Given task:
Extract and list every line that contains the word "CONGRESS".
======== Material for this exercise ========
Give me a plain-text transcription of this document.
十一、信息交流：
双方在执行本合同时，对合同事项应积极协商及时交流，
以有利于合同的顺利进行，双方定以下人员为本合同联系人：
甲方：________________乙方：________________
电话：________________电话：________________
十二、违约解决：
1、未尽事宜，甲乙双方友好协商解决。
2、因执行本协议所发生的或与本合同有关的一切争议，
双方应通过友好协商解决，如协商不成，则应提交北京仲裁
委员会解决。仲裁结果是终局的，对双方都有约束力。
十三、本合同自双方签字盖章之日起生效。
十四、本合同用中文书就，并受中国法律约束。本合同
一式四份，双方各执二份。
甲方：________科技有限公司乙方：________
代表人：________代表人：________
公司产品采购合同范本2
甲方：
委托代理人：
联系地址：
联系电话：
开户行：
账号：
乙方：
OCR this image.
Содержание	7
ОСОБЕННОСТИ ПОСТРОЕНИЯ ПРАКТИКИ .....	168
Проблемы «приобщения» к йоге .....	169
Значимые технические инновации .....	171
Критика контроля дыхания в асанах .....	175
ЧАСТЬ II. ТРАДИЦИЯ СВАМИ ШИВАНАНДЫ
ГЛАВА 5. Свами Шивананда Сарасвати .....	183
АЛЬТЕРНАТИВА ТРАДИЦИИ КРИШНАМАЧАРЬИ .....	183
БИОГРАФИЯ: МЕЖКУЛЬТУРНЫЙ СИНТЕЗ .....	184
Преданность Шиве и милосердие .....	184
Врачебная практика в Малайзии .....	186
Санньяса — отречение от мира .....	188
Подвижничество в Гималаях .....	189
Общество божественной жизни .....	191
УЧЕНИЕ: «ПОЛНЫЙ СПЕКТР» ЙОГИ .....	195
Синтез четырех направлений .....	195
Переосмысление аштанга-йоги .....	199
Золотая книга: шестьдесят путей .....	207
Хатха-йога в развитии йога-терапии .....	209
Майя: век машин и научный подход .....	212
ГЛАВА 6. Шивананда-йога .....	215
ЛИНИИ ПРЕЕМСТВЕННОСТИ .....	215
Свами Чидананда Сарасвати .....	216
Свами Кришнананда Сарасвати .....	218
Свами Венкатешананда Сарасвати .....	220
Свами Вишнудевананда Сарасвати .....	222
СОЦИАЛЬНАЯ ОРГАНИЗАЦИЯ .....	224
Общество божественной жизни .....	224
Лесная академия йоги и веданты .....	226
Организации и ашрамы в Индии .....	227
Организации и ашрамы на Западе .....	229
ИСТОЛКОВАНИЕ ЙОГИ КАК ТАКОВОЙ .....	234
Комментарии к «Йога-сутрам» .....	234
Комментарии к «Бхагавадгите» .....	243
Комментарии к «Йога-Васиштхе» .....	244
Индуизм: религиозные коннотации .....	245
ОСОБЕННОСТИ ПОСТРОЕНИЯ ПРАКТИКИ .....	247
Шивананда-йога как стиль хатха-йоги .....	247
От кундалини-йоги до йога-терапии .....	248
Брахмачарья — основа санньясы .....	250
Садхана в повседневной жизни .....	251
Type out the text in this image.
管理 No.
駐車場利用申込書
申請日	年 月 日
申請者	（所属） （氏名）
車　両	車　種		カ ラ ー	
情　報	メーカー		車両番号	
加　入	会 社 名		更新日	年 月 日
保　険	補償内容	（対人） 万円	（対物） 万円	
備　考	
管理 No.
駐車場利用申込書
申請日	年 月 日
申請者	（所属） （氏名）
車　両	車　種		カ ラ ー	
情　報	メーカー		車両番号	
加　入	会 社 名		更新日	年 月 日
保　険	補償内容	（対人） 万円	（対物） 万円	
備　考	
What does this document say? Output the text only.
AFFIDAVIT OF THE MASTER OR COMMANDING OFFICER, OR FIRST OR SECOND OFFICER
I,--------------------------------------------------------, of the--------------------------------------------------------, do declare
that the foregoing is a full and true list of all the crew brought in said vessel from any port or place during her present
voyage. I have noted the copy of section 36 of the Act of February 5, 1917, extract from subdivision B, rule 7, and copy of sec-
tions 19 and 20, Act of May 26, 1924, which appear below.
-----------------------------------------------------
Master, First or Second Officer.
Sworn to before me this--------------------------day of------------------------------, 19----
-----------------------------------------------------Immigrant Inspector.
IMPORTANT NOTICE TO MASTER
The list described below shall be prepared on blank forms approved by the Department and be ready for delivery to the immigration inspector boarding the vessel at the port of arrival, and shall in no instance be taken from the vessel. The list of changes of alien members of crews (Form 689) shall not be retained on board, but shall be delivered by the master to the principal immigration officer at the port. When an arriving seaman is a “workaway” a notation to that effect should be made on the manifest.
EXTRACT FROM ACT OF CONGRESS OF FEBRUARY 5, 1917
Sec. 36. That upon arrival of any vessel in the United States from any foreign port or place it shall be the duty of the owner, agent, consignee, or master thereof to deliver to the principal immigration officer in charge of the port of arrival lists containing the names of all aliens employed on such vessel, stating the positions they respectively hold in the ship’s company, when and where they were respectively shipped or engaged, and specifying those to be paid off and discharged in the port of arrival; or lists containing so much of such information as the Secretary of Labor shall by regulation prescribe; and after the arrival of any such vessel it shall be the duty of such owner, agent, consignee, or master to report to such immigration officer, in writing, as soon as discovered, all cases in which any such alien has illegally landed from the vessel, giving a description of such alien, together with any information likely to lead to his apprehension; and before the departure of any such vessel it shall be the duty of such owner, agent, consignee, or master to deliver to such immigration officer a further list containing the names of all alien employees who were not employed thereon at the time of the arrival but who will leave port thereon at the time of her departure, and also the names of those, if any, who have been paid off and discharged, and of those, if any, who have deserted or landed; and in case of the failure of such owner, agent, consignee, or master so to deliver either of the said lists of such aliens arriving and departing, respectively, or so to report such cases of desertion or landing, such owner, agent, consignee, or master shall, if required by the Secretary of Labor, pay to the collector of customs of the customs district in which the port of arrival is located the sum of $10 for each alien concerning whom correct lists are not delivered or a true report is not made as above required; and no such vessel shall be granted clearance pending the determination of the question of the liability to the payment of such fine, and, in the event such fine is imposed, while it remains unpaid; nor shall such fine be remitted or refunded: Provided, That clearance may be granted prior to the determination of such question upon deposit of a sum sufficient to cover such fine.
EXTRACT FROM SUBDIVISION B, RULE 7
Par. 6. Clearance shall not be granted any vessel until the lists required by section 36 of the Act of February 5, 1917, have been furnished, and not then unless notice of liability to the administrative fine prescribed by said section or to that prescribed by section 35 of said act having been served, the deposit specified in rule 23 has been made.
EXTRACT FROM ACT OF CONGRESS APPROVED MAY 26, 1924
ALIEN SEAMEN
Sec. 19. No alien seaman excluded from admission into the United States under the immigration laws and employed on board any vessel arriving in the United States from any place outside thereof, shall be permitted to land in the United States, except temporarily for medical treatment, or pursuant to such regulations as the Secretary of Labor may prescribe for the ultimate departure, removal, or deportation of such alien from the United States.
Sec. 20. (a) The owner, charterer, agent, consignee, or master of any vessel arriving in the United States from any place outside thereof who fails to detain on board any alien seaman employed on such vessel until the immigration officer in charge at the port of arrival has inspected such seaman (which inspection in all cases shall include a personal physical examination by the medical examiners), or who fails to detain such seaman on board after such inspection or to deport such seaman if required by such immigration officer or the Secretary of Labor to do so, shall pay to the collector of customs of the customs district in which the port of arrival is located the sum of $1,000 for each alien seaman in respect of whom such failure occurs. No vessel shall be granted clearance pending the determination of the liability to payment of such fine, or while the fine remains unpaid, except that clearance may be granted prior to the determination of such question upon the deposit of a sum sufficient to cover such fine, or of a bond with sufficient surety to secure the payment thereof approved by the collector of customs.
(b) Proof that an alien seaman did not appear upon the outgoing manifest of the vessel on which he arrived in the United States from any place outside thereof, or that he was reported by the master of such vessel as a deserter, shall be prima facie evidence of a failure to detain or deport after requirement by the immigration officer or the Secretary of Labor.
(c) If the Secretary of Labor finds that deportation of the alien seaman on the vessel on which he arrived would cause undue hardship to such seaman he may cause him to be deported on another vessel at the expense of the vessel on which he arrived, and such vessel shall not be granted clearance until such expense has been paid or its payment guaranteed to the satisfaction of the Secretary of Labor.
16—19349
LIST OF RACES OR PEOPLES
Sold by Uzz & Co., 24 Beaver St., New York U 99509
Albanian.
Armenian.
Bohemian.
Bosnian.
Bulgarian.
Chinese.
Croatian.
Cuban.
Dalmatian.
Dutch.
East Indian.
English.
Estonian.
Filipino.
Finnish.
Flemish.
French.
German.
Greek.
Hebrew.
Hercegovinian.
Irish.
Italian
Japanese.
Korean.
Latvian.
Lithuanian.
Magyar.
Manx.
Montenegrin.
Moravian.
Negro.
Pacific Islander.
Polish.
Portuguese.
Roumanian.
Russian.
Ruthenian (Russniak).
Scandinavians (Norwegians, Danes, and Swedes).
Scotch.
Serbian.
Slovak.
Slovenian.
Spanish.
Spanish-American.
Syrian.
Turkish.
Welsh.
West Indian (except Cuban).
========
Answer below:
EXTRACT FROM ACT OF CONGRESS OF FEBRUARY 5, 1917
EXTRACT FROM ACT OF CONGRESS APPROVED MAY 26, 1924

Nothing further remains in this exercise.